** GOAL OF THE EXERCISE **
Output every line of the data exactly as it appears.

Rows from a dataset
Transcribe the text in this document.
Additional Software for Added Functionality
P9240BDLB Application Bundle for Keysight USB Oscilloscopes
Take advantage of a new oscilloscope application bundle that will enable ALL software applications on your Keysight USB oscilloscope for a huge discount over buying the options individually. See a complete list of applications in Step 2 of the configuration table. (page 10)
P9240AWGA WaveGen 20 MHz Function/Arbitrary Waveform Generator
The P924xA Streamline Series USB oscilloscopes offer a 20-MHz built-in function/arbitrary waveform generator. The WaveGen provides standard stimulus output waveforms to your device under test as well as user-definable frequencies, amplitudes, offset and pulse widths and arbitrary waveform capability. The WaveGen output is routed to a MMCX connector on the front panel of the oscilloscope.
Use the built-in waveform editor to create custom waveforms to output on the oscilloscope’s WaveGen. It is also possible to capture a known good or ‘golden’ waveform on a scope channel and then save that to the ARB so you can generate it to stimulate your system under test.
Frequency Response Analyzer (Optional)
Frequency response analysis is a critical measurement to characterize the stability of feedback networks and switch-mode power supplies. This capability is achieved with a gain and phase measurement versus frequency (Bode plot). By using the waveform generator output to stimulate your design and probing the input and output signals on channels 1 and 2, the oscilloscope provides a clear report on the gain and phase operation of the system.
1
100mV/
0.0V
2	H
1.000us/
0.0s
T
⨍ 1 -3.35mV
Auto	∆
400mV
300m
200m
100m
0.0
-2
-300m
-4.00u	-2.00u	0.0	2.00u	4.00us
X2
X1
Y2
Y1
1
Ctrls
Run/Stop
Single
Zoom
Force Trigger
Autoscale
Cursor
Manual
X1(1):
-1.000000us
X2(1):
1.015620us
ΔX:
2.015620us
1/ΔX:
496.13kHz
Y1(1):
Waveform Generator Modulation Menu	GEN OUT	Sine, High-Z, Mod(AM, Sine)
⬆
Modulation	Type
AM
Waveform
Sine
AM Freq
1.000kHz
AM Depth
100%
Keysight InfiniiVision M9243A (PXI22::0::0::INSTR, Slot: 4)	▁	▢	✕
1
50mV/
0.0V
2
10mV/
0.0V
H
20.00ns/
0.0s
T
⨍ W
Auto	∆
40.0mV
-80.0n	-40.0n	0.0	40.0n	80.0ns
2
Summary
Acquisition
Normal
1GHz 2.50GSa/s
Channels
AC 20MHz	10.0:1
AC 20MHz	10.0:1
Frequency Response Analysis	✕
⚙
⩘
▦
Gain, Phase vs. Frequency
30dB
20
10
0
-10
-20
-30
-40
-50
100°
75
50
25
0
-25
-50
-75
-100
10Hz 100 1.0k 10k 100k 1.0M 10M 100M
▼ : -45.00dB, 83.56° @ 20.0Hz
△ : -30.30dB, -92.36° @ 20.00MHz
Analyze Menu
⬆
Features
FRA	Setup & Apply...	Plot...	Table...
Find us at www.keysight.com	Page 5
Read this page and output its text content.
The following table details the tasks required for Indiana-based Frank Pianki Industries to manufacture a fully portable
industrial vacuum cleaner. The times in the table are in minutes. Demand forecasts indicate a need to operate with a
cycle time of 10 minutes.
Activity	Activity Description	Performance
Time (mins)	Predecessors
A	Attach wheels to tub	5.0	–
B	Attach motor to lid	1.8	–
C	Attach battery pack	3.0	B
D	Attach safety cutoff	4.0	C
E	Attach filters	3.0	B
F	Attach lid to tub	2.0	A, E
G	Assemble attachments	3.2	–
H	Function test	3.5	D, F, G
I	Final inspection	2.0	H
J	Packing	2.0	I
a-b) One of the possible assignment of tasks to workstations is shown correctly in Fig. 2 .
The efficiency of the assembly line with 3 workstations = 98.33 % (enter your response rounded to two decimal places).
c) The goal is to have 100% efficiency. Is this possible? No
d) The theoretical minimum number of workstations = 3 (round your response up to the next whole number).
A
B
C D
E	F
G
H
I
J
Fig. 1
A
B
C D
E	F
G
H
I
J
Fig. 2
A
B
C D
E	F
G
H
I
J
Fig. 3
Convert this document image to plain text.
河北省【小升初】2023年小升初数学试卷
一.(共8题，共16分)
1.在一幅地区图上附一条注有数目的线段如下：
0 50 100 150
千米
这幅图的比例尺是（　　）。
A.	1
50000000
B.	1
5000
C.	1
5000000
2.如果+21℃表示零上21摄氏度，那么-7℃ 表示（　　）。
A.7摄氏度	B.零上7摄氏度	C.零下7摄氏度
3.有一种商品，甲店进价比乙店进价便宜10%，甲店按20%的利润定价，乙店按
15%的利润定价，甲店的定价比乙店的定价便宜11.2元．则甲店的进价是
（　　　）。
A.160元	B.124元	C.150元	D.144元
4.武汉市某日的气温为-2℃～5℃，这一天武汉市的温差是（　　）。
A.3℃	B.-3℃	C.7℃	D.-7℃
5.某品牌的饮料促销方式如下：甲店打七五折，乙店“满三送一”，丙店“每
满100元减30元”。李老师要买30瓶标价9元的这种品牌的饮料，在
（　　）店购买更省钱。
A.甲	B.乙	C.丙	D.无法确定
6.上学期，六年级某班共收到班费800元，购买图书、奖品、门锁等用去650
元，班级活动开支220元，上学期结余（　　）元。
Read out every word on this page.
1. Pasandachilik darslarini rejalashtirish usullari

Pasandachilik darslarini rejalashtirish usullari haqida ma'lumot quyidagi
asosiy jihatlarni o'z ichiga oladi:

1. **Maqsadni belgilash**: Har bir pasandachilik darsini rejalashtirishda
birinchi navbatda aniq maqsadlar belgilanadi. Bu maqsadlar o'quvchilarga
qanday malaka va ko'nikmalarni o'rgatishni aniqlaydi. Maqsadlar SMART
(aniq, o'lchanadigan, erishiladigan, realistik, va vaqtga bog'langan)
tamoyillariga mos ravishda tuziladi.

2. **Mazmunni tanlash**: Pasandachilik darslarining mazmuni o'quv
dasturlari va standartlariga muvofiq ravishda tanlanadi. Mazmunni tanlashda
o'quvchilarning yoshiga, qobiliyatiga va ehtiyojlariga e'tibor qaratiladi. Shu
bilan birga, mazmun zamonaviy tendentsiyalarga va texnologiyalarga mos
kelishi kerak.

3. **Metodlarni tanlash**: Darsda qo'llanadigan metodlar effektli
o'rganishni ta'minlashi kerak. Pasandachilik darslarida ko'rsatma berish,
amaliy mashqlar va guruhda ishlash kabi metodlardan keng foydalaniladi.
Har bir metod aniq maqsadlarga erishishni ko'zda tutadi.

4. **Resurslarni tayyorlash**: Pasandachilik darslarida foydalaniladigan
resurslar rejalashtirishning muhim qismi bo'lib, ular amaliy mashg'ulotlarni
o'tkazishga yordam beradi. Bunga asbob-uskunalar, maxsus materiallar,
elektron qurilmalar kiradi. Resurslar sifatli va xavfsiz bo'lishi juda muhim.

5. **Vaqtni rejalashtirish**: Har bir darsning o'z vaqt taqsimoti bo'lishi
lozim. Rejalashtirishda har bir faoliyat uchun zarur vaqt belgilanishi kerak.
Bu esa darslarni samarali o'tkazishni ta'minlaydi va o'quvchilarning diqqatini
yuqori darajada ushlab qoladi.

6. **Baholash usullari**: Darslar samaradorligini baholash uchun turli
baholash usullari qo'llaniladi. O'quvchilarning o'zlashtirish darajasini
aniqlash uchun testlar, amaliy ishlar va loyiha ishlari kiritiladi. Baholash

** TASK ANSWER **
Transcribe the text in this document.
Additional Software for Added Functionality
P9240BDLB Application Bundle for Keysight USB Oscilloscopes
Take advantage of a new oscilloscope application bundle that will enable ALL software applications on your Keysight USB oscilloscope for a huge discount over buying the options individually. See a complete list of applications in Step 2 of the configuration table. (page 10)
P9240AWGA WaveGen 20 MHz Function/Arbitrary Waveform Generator
The P924xA Streamline Series USB oscilloscopes offer a 20-MHz built-in function/arbitrary waveform generator. The WaveGen provides standard stimulus output waveforms to your device under test as well as user-definable frequencies, amplitudes, offset and pulse widths and arbitrary waveform capability. The WaveGen output is routed to a MMCX connector on the front panel of the oscilloscope.
Use the built-in waveform editor to create custom waveforms to output on the oscilloscope’s WaveGen. It is also possible to capture a known good or ‘golden’ waveform on a scope channel and then save that to the ARB so you can generate it to stimulate your system under test.
Frequency Response Analyzer (Optional)
Frequency response analysis is a critical measurement to characterize the stability of feedback networks and switch-mode power supplies. This capability is achieved with a gain and phase measurement versus frequency (Bode plot). By using the waveform generator output to stimulate your design and probing the input and output signals on channels 1 and 2, the oscilloscope provides a clear report on the gain and phase operation of the system.
1
100mV/
0.0V
2	H
1.000us/
0.0s
T
⨍ 1 -3.35mV
Auto	∆
400mV
300m
200m
100m
0.0
-2
-300m
-4.00u	-2.00u	0.0	2.00u	4.00us
X2
X1
Y2
Y1
1
Ctrls
Run/Stop
Single
Zoom
Force Trigger
Autoscale
Cursor
Manual
X1(1):
-1.000000us
X2(1):
1.015620us
ΔX:
2.015620us
1/ΔX:
496.13kHz
Y1(1):
Waveform Generator Modulation Menu	GEN OUT	Sine, High-Z, Mod(AM, Sine)
⬆
Modulation	Type
AM
Waveform
Sine
AM Freq
1.000kHz
AM Depth
100%
Keysight InfiniiVision M9243A (PXI22::0::0::INSTR, Slot: 4)	▁	▢	✕
1
50mV/
0.0V
2
10mV/
0.0V
H
20.00ns/
0.0s
T
⨍ W
Auto	∆
40.0mV
-80.0n	-40.0n	0.0	40.0n	80.0ns
2
Summary
Acquisition
Normal
1GHz 2.50GSa/s
Channels
AC 20MHz	10.0:1
AC 20MHz	10.0:1
Frequency Response Analysis	✕
⚙
⩘
▦
Gain, Phase vs. Frequency
30dB
20
10
0
-10
-20
-30
-40
-50
100°
75
50
25
0
-25
-50
-75
-100
10Hz 100 1.0k 10k 100k 1.0M 10M 100M
▼ : -45.00dB, 83.56° @ 20.0Hz
△ : -30.30dB, -92.36° @ 20.00MHz
Analyze Menu
⬆
Features
FRA	Setup & Apply...	Plot...	Table...
Find us at www.keysight.com	Page 5
Read this page and output its text content.
The following table details the tasks required for Indiana-based Frank Pianki Industries to manufacture a fully portable
industrial vacuum cleaner. The times in the table are in minutes. Demand forecasts indicate a need to operate with a
cycle time of 10 minutes.
Activity	Activity Description	Performance
Time (mins)	Predecessors
A	Attach wheels to tub	5.0	–
B	Attach motor to lid	1.8	–
C	Attach battery pack	3.0	B
D	Attach safety cutoff	4.0	C
E	Attach filters	3.0	B
F	Attach lid to tub	2.0	A, E
G	Assemble attachments	3.2	–
H	Function test	3.5	D, F, G
I	Final inspection	2.0	H
J	Packing	2.0	I
a-b) One of the possible assignment of tasks to workstations is shown correctly in Fig. 2 .
The efficiency of the assembly line with 3 workstations = 98.33 % (enter your response rounded to two decimal places).
c) The goal is to have 100% efficiency. Is this possible? No
d) The theoretical minimum number of workstations = 3 (round your response up to the next whole number).
A
B
C D
E	F
G
H
I
J
Fig. 1
A
B
C D
E	F
G
H
I
J
Fig. 2
A
B
C D
E	F
G
H
I
J
Fig. 3
Convert this document image to plain text.
河北省【小升初】2023年小升初数学试卷
一.(共8题，共16分)
1.在一幅地区图上附一条注有数目的线段如下：
0 50 100 150
千米
这幅图的比例尺是（　　）。
A.	1
50000000
B.	1
5000
C.	1
5000000
2.如果+21℃表示零上21摄氏度，那么-7℃ 表示（　　）。
A.7摄氏度	B.零上7摄氏度	C.零下7摄氏度
3.有一种商品，甲店进价比乙店进价便宜10%，甲店按20%的利润定价，乙店按
15%的利润定价，甲店的定价比乙店的定价便宜11.2元．则甲店的进价是
（　　　）。
A.160元	B.124元	C.150元	D.144元
4.武汉市某日的气温为-2℃～5℃，这一天武汉市的温差是（　　）。
A.3℃	B.-3℃	C.7℃	D.-7℃
5.某品牌的饮料促销方式如下：甲店打七五折，乙店“满三送一”，丙店“每
满100元减30元”。李老师要买30瓶标价9元的这种品牌的饮料，在
（　　）店购买更省钱。
A.甲	B.乙	C.丙	D.无法确定
6.上学期，六年级某班共收到班费800元，购买图书、奖品、门锁等用去650
元，班级活动开支220元，上学期结余（　　）元。
Read out every word on this page.
1. Pasandachilik darslarini rejalashtirish usullari

Pasandachilik darslarini rejalashtirish usullari haqida ma'lumot quyidagi
asosiy jihatlarni o'z ichiga oladi:

1. **Maqsadni belgilash**: Har bir pasandachilik darsini rejalashtirishda
birinchi navbatda aniq maqsadlar belgilanadi. Bu maqsadlar o'quvchilarga
qanday malaka va ko'nikmalarni o'rgatishni aniqlaydi. Maqsadlar SMART
(aniq, o'lchanadigan, erishiladigan, realistik, va vaqtga bog'langan)
tamoyillariga mos ravishda tuziladi.

2. **Mazmunni tanlash**: Pasandachilik darslarining mazmuni o'quv
dasturlari va standartlariga muvofiq ravishda tanlanadi. Mazmunni tanlashda
o'quvchilarning yoshiga, qobiliyatiga va ehtiyojlariga e'tibor qaratiladi. Shu
bilan birga, mazmun zamonaviy tendentsiyalarga va texnologiyalarga mos
kelishi kerak.

3. **Metodlarni tanlash**: Darsda qo'llanadigan metodlar effektli
o'rganishni ta'minlashi kerak. Pasandachilik darslarida ko'rsatma berish,
amaliy mashqlar va guruhda ishlash kabi metodlardan keng foydalaniladi.
Har bir metod aniq maqsadlarga erishishni ko'zda tutadi.

4. **Resurslarni tayyorlash**: Pasandachilik darslarida foydalaniladigan
resurslar rejalashtirishning muhim qismi bo'lib, ular amaliy mashg'ulotlarni
o'tkazishga yordam beradi. Bunga asbob-uskunalar, maxsus materiallar,
elektron qurilmalar kiradi. Resurslar sifatli va xavfsiz bo'lishi juda muhim.

5. **Vaqtni rejalashtirish**: Har bir darsning o'z vaqt taqsimoti bo'lishi
lozim. Rejalashtirishda har bir faoliyat uchun zarur vaqt belgilanishi kerak.
Bu esa darslarni samarali o'tkazishni ta'minlaydi va o'quvchilarning diqqatini
yuqori darajada ushlab qoladi.

6. **Baholash usullari**: Darslar samaradorligini baholash uchun turli
baholash usullari qo'llaniladi. O'quvchilarning o'zlashtirish darajasini
aniqlash uchun testlar, amaliy ishlar va loyiha ishlari kiritiladi. Baholash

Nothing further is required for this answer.